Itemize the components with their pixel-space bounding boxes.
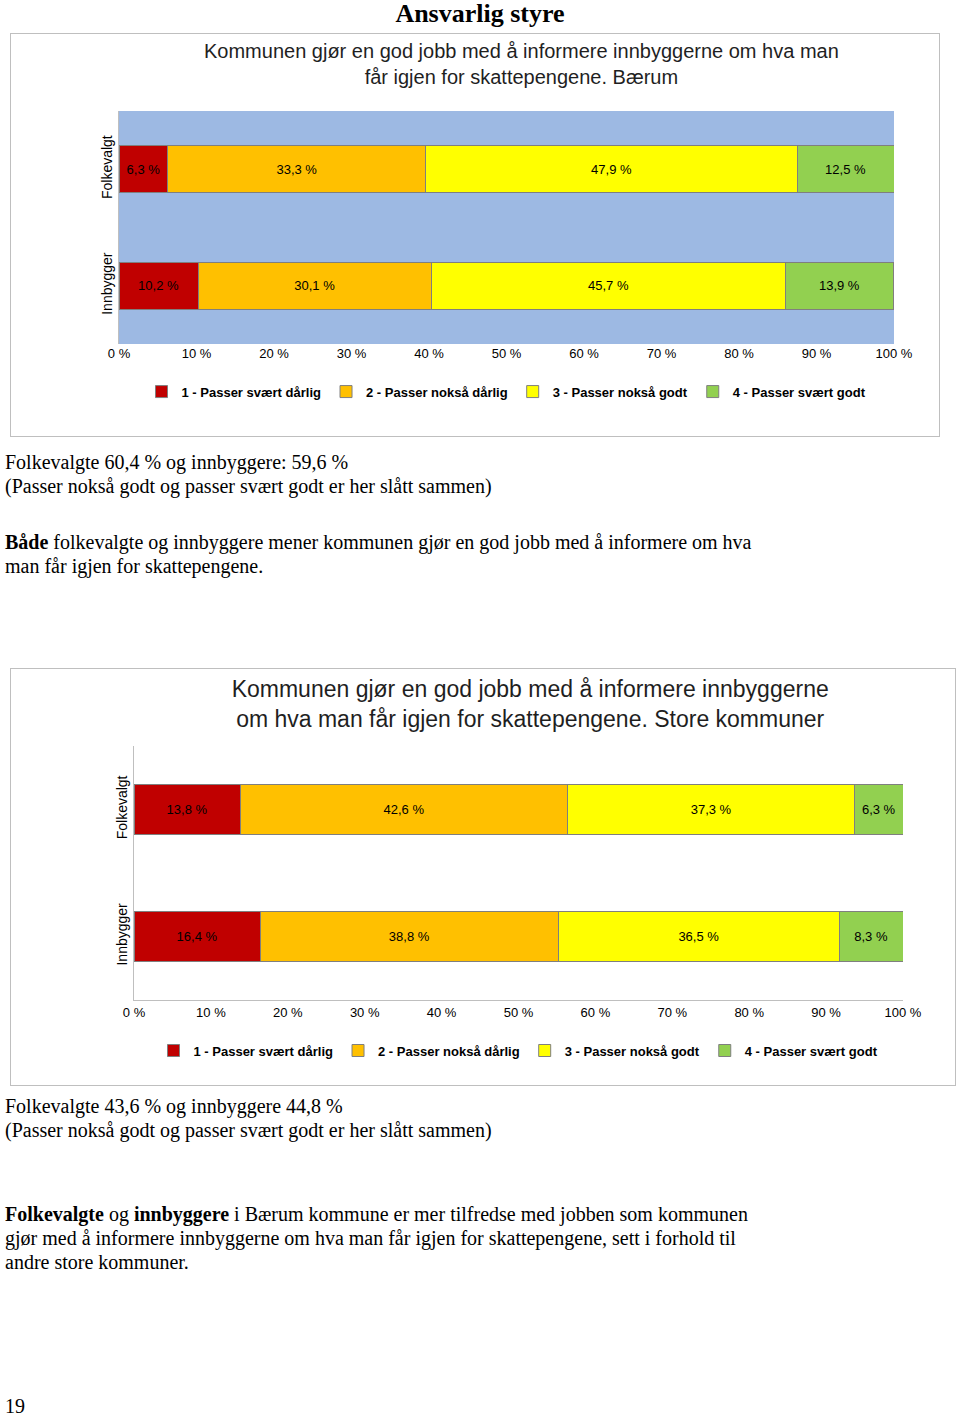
svg-text:60 %: 60 %: [581, 1005, 611, 1020]
svg-text:Kommunen gjør en god jobb med: Kommunen gjør en god jobb med å informer…: [232, 676, 829, 732]
svg-text:80 %: 80 %: [734, 1005, 764, 1020]
svg-text:33,3 %: 33,3 %: [276, 162, 317, 177]
svg-text:30 %: 30 %: [337, 346, 367, 361]
svg-text:16,4 %: 16,4 %: [177, 929, 218, 944]
svg-text:60 %: 60 %: [569, 346, 599, 361]
svg-text:36,5 %: 36,5 %: [678, 929, 719, 944]
svg-text:6,3 %: 6,3 %: [127, 162, 161, 177]
html-text:man får igjen for skattepengen: man får igjen for skattepengene.: [5, 555, 264, 577]
svg-text:40 %: 40 %: [427, 1005, 457, 1020]
svg-text:2 - Passer nokså dårlig: 2 - Passer nokså dårlig: [378, 1044, 520, 1059]
svg-text:100 %: 100 %: [885, 1005, 922, 1020]
svg-text:3 - Passer nokså godt: 3 - Passer nokså godt: [553, 385, 688, 400]
svg-text:37,3 %: 37,3 %: [691, 802, 732, 817]
svg-text:Innbygger: Innbygger: [114, 903, 130, 966]
svg-text:20 %: 20 %: [259, 346, 289, 361]
svg-text:13,8 %: 13,8 %: [167, 802, 208, 817]
svg-text:8,3 %: 8,3 %: [854, 929, 888, 944]
html-text:Folkevalgte 43,6 % og innbygge: Folkevalgte 43,6 % og innbyggere 44,8 %: [5, 1095, 343, 1117]
svg-text:4 - Passer svært godt: 4 - Passer svært godt: [733, 385, 866, 400]
svg-text:50 %: 50 %: [492, 346, 522, 361]
svg-text:Folkevalgt: Folkevalgt: [99, 135, 115, 199]
html-text:(Passer nokså godt og passer s: (Passer nokså godt og passer svært godt …: [5, 1119, 492, 1141]
html-text:19: 19: [5, 1395, 25, 1417]
svg-text:10 %: 10 %: [182, 346, 212, 361]
svg-text:90 %: 90 %: [802, 346, 832, 361]
svg-text:47,9 %: 47,9 %: [591, 162, 632, 177]
svg-text:70 %: 70 %: [657, 1005, 687, 1020]
svg-text:80 %: 80 %: [724, 346, 754, 361]
svg-text:20 %: 20 %: [273, 1005, 303, 1020]
html-text:Ansvarlig styre: Ansvarlig styre: [395, 0, 565, 28]
svg-text:3 - Passer nokså godt: 3 - Passer nokså godt: [565, 1044, 700, 1059]
svg-text:1 - Passer svært dårlig: 1 - Passer svært dårlig: [182, 385, 322, 400]
html-text:Folkevalgte 60,4 % og innbygge: Folkevalgte 60,4 % og innbyggere: 59,6 %: [5, 451, 349, 473]
svg-text:40 %: 40 %: [414, 346, 444, 361]
svg-text:100 %: 100 %: [876, 346, 913, 361]
svg-text:Folkevalgt: Folkevalgt: [114, 775, 130, 839]
svg-text:12,5 %: 12,5 %: [825, 162, 866, 177]
svg-text:38,8 %: 38,8 %: [389, 929, 430, 944]
svg-text:0 %: 0 %: [123, 1005, 146, 1020]
svg-text:10 %: 10 %: [196, 1005, 226, 1020]
html-text:gjør med å informere innbygger: gjør med å informere innbyggerne om hva …: [5, 1227, 736, 1249]
svg-text:30,1 %: 30,1 %: [294, 278, 335, 293]
svg-text:70 %: 70 %: [647, 346, 677, 361]
html-text:Både folkevalgte og innbyggere: Både folkevalgte og innbyggere mener kom…: [5, 531, 752, 553]
html-text:andre store kommuner.: andre store kommuner.: [5, 1251, 189, 1273]
svg-text:42,6 %: 42,6 %: [383, 802, 424, 817]
svg-text:1 - Passer svært dårlig: 1 - Passer svært dårlig: [194, 1044, 334, 1059]
svg-text:Kommunen gjør en god jobb med: Kommunen gjør en god jobb med å informer…: [204, 40, 839, 88]
svg-text:45,7 %: 45,7 %: [588, 278, 629, 293]
svg-text:13,9 %: 13,9 %: [819, 278, 860, 293]
svg-text:0 %: 0 %: [108, 346, 131, 361]
svg-text:10,2 %: 10,2 %: [138, 278, 179, 293]
svg-text:2 - Passer nokså dårlig: 2 - Passer nokså dårlig: [366, 385, 508, 400]
svg-text:90 %: 90 %: [811, 1005, 841, 1020]
svg-text:30 %: 30 %: [350, 1005, 380, 1020]
svg-text:Innbygger: Innbygger: [99, 252, 115, 315]
html-text:(Passer nokså godt og passer s: (Passer nokså godt og passer svært godt …: [5, 475, 492, 497]
svg-text:6,3 %: 6,3 %: [862, 802, 896, 817]
html-text:Folkevalgte og innbyggere i Bæ: Folkevalgte og innbyggere i Bærum kommun…: [5, 1203, 748, 1225]
svg-text:50 %: 50 %: [504, 1005, 534, 1020]
svg-text:4 - Passer svært godt: 4 - Passer svært godt: [745, 1044, 878, 1059]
---
What is being asked: Change "svært" to "veldig" wherever it occurs in the rows above, and write out all the rows again with nothing else altered. Leave the pictures out.

Solved exercise:
Itemize the components with their pixel-space bounding boxes.
svg-text:60 %: 60 %: [581, 1005, 611, 1020]
svg-text:Kommunen gjør en god jobb med: Kommunen gjør en god jobb med å informer…: [232, 676, 829, 732]
svg-text:80 %: 80 %: [734, 1005, 764, 1020]
svg-text:33,3 %: 33,3 %: [276, 162, 317, 177]
svg-text:30 %: 30 %: [337, 346, 367, 361]
svg-text:16,4 %: 16,4 %: [177, 929, 218, 944]
svg-text:60 %: 60 %: [569, 346, 599, 361]
svg-text:36,5 %: 36,5 %: [678, 929, 719, 944]
svg-text:6,3 %: 6,3 %: [127, 162, 161, 177]
html-text:man får igjen for skattepengen: man får igjen for skattepengene.: [5, 555, 264, 577]
svg-text:40 %: 40 %: [427, 1005, 457, 1020]
svg-text:2 - Passer nokså dårlig: 2 - Passer nokså dårlig: [378, 1044, 520, 1059]
svg-text:100 %: 100 %: [885, 1005, 922, 1020]
svg-text:3 - Passer nokså godt: 3 - Passer nokså godt: [553, 385, 688, 400]
svg-text:37,3 %: 37,3 %: [691, 802, 732, 817]
svg-text:Innbygger: Innbygger: [114, 903, 130, 966]
svg-text:20 %: 20 %: [259, 346, 289, 361]
svg-text:13,8 %: 13,8 %: [167, 802, 208, 817]
svg-text:8,3 %: 8,3 %: [854, 929, 888, 944]
html-text:Folkevalgte 43,6 % og innbygge: Folkevalgte 43,6 % og innbyggere 44,8 %: [5, 1095, 343, 1117]
svg-text:4 - Passer veldig godt: 4 - Passer veldig godt: [733, 385, 866, 400]
svg-text:50 %: 50 %: [492, 346, 522, 361]
svg-text:Folkevalgt: Folkevalgt: [99, 135, 115, 199]
html-text:(Passer nokså godt og passer s: (Passer nokså godt og passer veldig godt …: [5, 1119, 492, 1141]
html-text:19: 19: [5, 1395, 25, 1417]
svg-text:10 %: 10 %: [182, 346, 212, 361]
svg-text:90 %: 90 %: [802, 346, 832, 361]
svg-text:47,9 %: 47,9 %: [591, 162, 632, 177]
svg-text:70 %: 70 %: [657, 1005, 687, 1020]
svg-text:80 %: 80 %: [724, 346, 754, 361]
svg-text:20 %: 20 %: [273, 1005, 303, 1020]
html-text:Ansvarlig styre: Ansvarlig styre: [395, 0, 565, 28]
svg-text:3 - Passer nokså godt: 3 - Passer nokså godt: [565, 1044, 700, 1059]
svg-text:1 - Passer veldig dårlig: 1 - Passer veldig dårlig: [182, 385, 322, 400]
html-text:Folkevalgte 60,4 % og innbygge: Folkevalgte 60,4 % og innbyggere: 59,6 %: [5, 451, 349, 473]
svg-text:40 %: 40 %: [414, 346, 444, 361]
svg-text:100 %: 100 %: [876, 346, 913, 361]
svg-text:Folkevalgt: Folkevalgt: [114, 775, 130, 839]
svg-text:12,5 %: 12,5 %: [825, 162, 866, 177]
svg-text:38,8 %: 38,8 %: [389, 929, 430, 944]
svg-text:0 %: 0 %: [123, 1005, 146, 1020]
svg-text:10 %: 10 %: [196, 1005, 226, 1020]
html-text:gjør med å informere innbygger: gjør med å informere innbyggerne om hva …: [5, 1227, 736, 1249]
svg-text:30,1 %: 30,1 %: [294, 278, 335, 293]
svg-text:70 %: 70 %: [647, 346, 677, 361]
html-text:Både folkevalgte og innbyggere: Både folkevalgte og innbyggere mener kom…: [5, 531, 752, 553]
html-text:andre store kommuner.: andre store kommuner.: [5, 1251, 189, 1273]
svg-text:42,6 %: 42,6 %: [383, 802, 424, 817]
svg-text:1 - Passer veldig dårlig: 1 - Passer veldig dårlig: [194, 1044, 334, 1059]
svg-text:Kommunen gjør en god jobb med: Kommunen gjør en god jobb med å informer…: [204, 40, 839, 88]
svg-text:45,7 %: 45,7 %: [588, 278, 629, 293]
svg-text:13,9 %: 13,9 %: [819, 278, 860, 293]
svg-text:0 %: 0 %: [108, 346, 131, 361]
svg-text:10,2 %: 10,2 %: [138, 278, 179, 293]
svg-text:2 - Passer nokså dårlig: 2 - Passer nokså dårlig: [366, 385, 508, 400]
svg-text:90 %: 90 %: [811, 1005, 841, 1020]
svg-text:30 %: 30 %: [350, 1005, 380, 1020]
svg-text:Innbygger: Innbygger: [99, 252, 115, 315]
html-text:(Passer nokså godt og passer s: (Passer nokså godt og passer veldig godt …: [5, 475, 492, 497]
svg-text:6,3 %: 6,3 %: [862, 802, 896, 817]
html-text:Folkevalgte og innbyggere i Bæ: Folkevalgte og innbyggere i Bærum kommun…: [5, 1203, 748, 1225]
svg-text:50 %: 50 %: [504, 1005, 534, 1020]
svg-text:4 - Passer veldig godt: 4 - Passer veldig godt: [745, 1044, 878, 1059]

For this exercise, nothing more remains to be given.